-- SUPPLIED ENTRIES start --

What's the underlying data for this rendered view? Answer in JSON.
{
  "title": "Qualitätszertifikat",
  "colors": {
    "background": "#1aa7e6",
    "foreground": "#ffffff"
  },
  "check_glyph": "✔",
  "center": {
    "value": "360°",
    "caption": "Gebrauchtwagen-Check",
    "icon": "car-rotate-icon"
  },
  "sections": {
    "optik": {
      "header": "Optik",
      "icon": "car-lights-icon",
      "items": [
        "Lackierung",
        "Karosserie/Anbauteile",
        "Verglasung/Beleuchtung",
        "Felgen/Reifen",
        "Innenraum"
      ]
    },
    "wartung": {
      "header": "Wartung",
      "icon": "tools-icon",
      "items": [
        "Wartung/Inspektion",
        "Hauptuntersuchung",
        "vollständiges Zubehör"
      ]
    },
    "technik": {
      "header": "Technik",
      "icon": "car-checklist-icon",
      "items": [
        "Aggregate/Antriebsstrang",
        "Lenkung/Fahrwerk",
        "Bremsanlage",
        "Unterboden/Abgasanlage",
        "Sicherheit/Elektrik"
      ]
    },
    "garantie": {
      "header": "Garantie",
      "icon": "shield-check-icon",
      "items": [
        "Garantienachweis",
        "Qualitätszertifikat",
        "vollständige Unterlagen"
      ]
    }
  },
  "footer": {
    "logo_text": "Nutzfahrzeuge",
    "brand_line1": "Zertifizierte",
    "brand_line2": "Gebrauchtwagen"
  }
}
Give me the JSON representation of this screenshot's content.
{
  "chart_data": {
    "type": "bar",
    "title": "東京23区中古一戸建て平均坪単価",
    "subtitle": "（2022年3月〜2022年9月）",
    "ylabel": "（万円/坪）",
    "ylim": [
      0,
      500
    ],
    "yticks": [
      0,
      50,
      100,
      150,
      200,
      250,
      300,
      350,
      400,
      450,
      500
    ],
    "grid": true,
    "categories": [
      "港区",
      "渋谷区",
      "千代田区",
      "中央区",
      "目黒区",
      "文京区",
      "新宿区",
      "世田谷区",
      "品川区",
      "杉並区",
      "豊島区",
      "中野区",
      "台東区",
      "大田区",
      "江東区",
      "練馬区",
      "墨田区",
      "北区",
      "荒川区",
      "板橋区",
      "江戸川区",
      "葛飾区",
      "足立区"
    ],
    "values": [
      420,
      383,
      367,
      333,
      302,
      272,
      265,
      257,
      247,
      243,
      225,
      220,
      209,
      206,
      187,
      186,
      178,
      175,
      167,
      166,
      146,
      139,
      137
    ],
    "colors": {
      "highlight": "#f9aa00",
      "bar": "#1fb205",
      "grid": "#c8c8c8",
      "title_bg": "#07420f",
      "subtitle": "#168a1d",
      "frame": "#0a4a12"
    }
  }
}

-- SUPPLIED ENTRIES end --

■ EXERCISE INSTRUCTIONS ■
Pick out every line above that holds the word "Qualitätszertifikat" and copy it.

■ OUTPUT OF THE EXERCISE ■
  "title": "Qualitätszertifikat",
        "Qualitätszertifikat",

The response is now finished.